Copy out every record below with complete accuracy.

Start of ENTRIES SHOWN

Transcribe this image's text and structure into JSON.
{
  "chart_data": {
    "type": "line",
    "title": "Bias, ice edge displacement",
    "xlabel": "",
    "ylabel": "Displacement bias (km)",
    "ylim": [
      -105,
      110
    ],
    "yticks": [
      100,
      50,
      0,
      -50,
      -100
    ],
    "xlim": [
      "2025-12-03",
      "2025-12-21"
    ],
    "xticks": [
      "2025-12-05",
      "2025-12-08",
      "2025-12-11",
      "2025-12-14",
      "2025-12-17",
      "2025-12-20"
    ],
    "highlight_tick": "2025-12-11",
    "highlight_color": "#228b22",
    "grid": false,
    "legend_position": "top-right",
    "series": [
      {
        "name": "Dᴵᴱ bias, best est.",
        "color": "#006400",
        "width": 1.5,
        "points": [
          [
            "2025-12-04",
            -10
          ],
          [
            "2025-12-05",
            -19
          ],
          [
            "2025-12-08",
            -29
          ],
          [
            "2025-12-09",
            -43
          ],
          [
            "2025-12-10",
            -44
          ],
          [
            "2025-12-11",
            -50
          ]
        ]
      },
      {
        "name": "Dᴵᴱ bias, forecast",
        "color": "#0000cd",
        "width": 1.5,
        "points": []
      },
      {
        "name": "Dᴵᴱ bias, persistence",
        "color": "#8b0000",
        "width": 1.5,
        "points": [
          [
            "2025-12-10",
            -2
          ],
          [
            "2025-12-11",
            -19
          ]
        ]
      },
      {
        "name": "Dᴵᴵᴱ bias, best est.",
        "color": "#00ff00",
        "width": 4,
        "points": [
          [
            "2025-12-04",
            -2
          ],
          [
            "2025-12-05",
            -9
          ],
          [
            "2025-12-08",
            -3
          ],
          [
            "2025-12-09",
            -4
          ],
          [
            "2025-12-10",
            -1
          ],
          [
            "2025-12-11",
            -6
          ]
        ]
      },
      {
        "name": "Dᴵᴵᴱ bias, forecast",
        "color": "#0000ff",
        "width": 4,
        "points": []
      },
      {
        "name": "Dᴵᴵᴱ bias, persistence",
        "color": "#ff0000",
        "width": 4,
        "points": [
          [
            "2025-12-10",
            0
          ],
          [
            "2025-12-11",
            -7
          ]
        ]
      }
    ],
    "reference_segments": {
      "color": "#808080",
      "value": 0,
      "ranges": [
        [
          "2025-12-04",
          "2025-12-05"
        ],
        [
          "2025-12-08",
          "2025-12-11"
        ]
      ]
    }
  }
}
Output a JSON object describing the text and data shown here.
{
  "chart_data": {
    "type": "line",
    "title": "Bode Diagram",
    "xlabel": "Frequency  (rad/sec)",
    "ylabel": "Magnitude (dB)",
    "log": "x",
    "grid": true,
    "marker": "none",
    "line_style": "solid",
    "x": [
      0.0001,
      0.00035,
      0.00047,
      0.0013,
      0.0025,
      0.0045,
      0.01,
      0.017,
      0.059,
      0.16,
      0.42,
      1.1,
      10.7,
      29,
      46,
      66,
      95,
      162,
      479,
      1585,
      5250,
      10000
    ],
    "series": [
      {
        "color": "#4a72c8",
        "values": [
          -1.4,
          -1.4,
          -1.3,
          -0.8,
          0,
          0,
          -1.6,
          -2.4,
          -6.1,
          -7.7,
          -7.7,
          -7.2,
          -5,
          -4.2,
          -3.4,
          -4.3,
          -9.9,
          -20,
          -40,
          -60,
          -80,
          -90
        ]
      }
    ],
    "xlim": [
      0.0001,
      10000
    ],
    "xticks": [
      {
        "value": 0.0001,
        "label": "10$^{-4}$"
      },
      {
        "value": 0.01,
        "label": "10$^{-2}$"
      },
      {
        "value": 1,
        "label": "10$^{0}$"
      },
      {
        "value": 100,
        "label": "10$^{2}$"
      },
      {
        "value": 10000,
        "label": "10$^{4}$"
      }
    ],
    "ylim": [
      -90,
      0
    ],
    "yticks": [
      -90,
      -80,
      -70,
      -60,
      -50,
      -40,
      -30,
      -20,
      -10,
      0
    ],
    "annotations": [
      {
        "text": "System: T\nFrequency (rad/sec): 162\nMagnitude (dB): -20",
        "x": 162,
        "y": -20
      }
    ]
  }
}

End of ENTRIES SHOWN

REPLY:
Transcribe this image's text and structure into JSON.
{
  "chart_data": {
    "type": "line",
    "title": "Bias, ice edge displacement",
    "xlabel": "",
    "ylabel": "Displacement bias (km)",
    "ylim": [
      -105,
      110
    ],
    "yticks": [
      100,
      50,
      0,
      -50,
      -100
    ],
    "xlim": [
      "2025-12-03",
      "2025-12-21"
    ],
    "xticks": [
      "2025-12-05",
      "2025-12-08",
      "2025-12-11",
      "2025-12-14",
      "2025-12-17",
      "2025-12-20"
    ],
    "highlight_tick": "2025-12-11",
    "highlight_color": "#228b22",
    "grid": false,
    "legend_position": "top-right",
    "series": [
      {
        "name": "Dᴵᴱ bias, best est.",
        "color": "#006400",
        "width": 1.5,
        "points": [
          [
            "2025-12-04",
            -10
          ],
          [
            "2025-12-05",
            -19
          ],
          [
            "2025-12-08",
            -29
          ],
          [
            "2025-12-09",
            -43
          ],
          [
            "2025-12-10",
            -44
          ],
          [
            "2025-12-11",
            -50
          ]
        ]
      },
      {
        "name": "Dᴵᴱ bias, forecast",
        "color": "#0000cd",
        "width": 1.5,
        "points": []
      },
      {
        "name": "Dᴵᴱ bias, persistence",
        "color": "#8b0000",
        "width": 1.5,
        "points": [
          [
            "2025-12-10",
            -2
          ],
          [
            "2025-12-11",
            -19
          ]
        ]
      },
      {
        "name": "Dᴵᴵᴱ bias, best est.",
        "color": "#00ff00",
        "width": 4,
        "points": [
          [
            "2025-12-04",
            -2
          ],
          [
            "2025-12-05",
            -9
          ],
          [
            "2025-12-08",
            -3
          ],
          [
            "2025-12-09",
            -4
          ],
          [
            "2025-12-10",
            -1
          ],
          [
            "2025-12-11",
            -6
          ]
        ]
      },
      {
        "name": "Dᴵᴵᴱ bias, forecast",
        "color": "#0000ff",
        "width": 4,
        "points": []
      },
      {
        "name": "Dᴵᴵᴱ bias, persistence",
        "color": "#ff0000",
        "width": 4,
        "points": [
          [
            "2025-12-10",
            0
          ],
          [
            "2025-12-11",
            -7
          ]
        ]
      }
    ],
    "reference_segments": {
      "color": "#808080",
      "value": 0,
      "ranges": [
        [
          "2025-12-04",
          "2025-12-05"
        ],
        [
          "2025-12-08",
          "2025-12-11"
        ]
      ]
    }
  }
}
Output a JSON object describing the text and data shown here.
{
  "chart_data": {
    "type": "line",
    "title": "Bode Diagram",
    "xlabel": "Frequency  (rad/sec)",
    "ylabel": "Magnitude (dB)",
    "log": "x",
    "grid": true,
    "marker": "none",
    "line_style": "solid",
    "x": [
      0.0001,
      0.00035,
      0.00047,
      0.0013,
      0.0025,
      0.0045,
      0.01,
      0.017,
      0.059,
      0.16,
      0.42,
      1.1,
      10.7,
      29,
      46,
      66,
      95,
      162,
      479,
      1585,
      5250,
      10000
    ],
    "series": [
      {
        "color": "#4a72c8",
        "values": [
          -1.4,
          -1.4,
          -1.3,
          -0.8,
          0,
          0,
          -1.6,
          -2.4,
          -6.1,
          -7.7,
          -7.7,
          -7.2,
          -5,
          -4.2,
          -3.4,
          -4.3,
          -9.9,
          -20,
          -40,
          -60,
          -80,
          -90
        ]
      }
    ],
    "xlim": [
      0.0001,
      10000
    ],
    "xticks": [
      {
        "value": 0.0001,
        "label": "10$^{-4}$"
      },
      {
        "value": 0.01,
        "label": "10$^{-2}$"
      },
      {
        "value": 1,
        "label": "10$^{0}$"
      },
      {
        "value": 100,
        "label": "10$^{2}$"
      },
      {
        "value": 10000,
        "label": "10$^{4}$"
      }
    ],
    "ylim": [
      -90,
      0
    ],
    "yticks": [
      -90,
      -80,
      -70,
      -60,
      -50,
      -40,
      -30,
      -20,
      -10,
      0
    ],
    "annotations": [
      {
        "text": "System: T\nFrequency (rad/sec): 162\nMagnitude (dB): -20",
        "x": 162,
        "y": -20
      }
    ]
  }
}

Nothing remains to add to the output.